* BEGIN Records for this task *

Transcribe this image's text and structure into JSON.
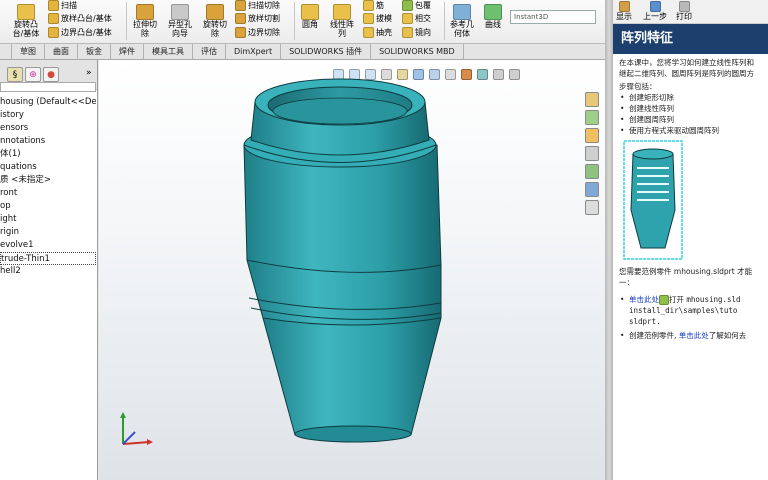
{
  "ribbon": {
    "features": {
      "boss_label": "旋转凸\n台/基体",
      "sweep_label": "扫描",
      "loft_label": "放样凸台/基体",
      "boundary_label": "边界凸台/基体",
      "extruded_cut_label": "拉伸切\n除",
      "hole_wizard_label": "异型孔\n向导",
      "revolved_cut_label": "旋转切\n除",
      "swept_cut_label": "扫描切除",
      "lofted_cut_label": "放样切割",
      "boundary_cut_label": "边界切除",
      "fillet_label": "圆角",
      "linear_pattern_label": "线性阵\n列",
      "rib_label": "筋",
      "draft_label": "拔模",
      "shell_label": "抽壳",
      "wrap_label": "包覆",
      "intersect_label": "相交",
      "mirror_label": "镜向",
      "reference_geometry_label": "参考几\n何体",
      "curves_label": "曲线",
      "instant3d_label": "Instant3D"
    }
  },
  "command_tabs": [
    "",
    "草图",
    "曲面",
    "钣金",
    "焊件",
    "模具工具",
    "评估",
    "DimXpert",
    "SOLIDWORKS 插件",
    "SOLIDWORKS MBD"
  ],
  "feature_tree": {
    "expand_label": "»",
    "items": [
      "housing  (Default<<Default",
      "istory",
      "ensors",
      "nnotations",
      "体(1)",
      "quations",
      "质 <未指定>",
      "ront",
      "op",
      "ight",
      "rigin",
      "evolve1",
      "trude-Thin1",
      "hell2"
    ]
  },
  "task_pane": {
    "toolbar": {
      "home": "显示",
      "back": "上一步",
      "print": "打印"
    },
    "title": "阵列特征",
    "intro_line1": "在本课中，您将学习如何建立线性阵列和",
    "intro_line2": "继起二维阵列、圆周阵列是阵列的圆周方",
    "steps_heading": "步骤包括：",
    "steps": [
      "创建矩形切除",
      "创建线性阵列",
      "创建圆周阵列",
      "使用方程式来驱动圆周阵列"
    ],
    "need_part_line1": "您需要范例零件 mhousing.sldprt 才能",
    "need_part_line2": "一：",
    "click_here": "单击此处",
    "open_text": "打开",
    "path_line1": "mhousing.sld",
    "path_line2": "install_dir\\samples\\tuto",
    "path_line3": "sldprt.",
    "create_part_text": "创建范例零件,",
    "click_here2": "单击此处",
    "learn_text": "了解如何去"
  },
  "colors": {
    "model": "#2fa3ad",
    "model_dark": "#1d7780",
    "task_title_bg": "#1d3f6d",
    "link": "#1a3fc4"
  }
}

* END Records for this task *

**Your goal**
Set down all the entries exactly as they appear, but skip any pictures.

**Solution**
Transcribe this image's text and structure into JSON.
{
  "ribbon": {
    "features": {
      "boss_label": "旋转凸\n台/基体",
      "sweep_label": "扫描",
      "loft_label": "放样凸台/基体",
      "boundary_label": "边界凸台/基体",
      "extruded_cut_label": "拉伸切\n除",
      "hole_wizard_label": "异型孔\n向导",
      "revolved_cut_label": "旋转切\n除",
      "swept_cut_label": "扫描切除",
      "lofted_cut_label": "放样切割",
      "boundary_cut_label": "边界切除",
      "fillet_label": "圆角",
      "linear_pattern_label": "线性阵\n列",
      "rib_label": "筋",
      "draft_label": "拔模",
      "shell_label": "抽壳",
      "wrap_label": "包覆",
      "intersect_label": "相交",
      "mirror_label": "镜向",
      "reference_geometry_label": "参考几\n何体",
      "curves_label": "曲线",
      "instant3d_label": "Instant3D"
    }
  },
  "command_tabs": [
    "",
    "草图",
    "曲面",
    "钣金",
    "焊件",
    "模具工具",
    "评估",
    "DimXpert",
    "SOLIDWORKS 插件",
    "SOLIDWORKS MBD"
  ],
  "feature_tree": {
    "expand_label": "»",
    "items": [
      "housing  (Default<<Default",
      "istory",
      "ensors",
      "nnotations",
      "体(1)",
      "quations",
      "质 <未指定>",
      "ront",
      "op",
      "ight",
      "rigin",
      "evolve1",
      "trude-Thin1",
      "hell2"
    ]
  },
  "task_pane": {
    "toolbar": {
      "home": "显示",
      "back": "上一步",
      "print": "打印"
    },
    "title": "阵列特征",
    "intro_line1": "在本课中，您将学习如何建立线性阵列和",
    "intro_line2": "继起二维阵列、圆周阵列是阵列的圆周方",
    "steps_heading": "步骤包括：",
    "steps": [
      "创建矩形切除",
      "创建线性阵列",
      "创建圆周阵列",
      "使用方程式来驱动圆周阵列"
    ],
    "need_part_line1": "您需要范例零件 mhousing.sldprt 才能",
    "need_part_line2": "一：",
    "click_here": "单击此处",
    "open_text": "打开",
    "path_line1": "mhousing.sld",
    "path_line2": "install_dir\\samples\\tuto",
    "path_line3": "sldprt.",
    "create_part_text": "创建范例零件,",
    "click_here2": "单击此处",
    "learn_text": "了解如何去"
  },
  "colors": {
    "model": "#2fa3ad",
    "model_dark": "#1d7780",
    "task_title_bg": "#1d3f6d",
    "link": "#1a3fc4"
  }
}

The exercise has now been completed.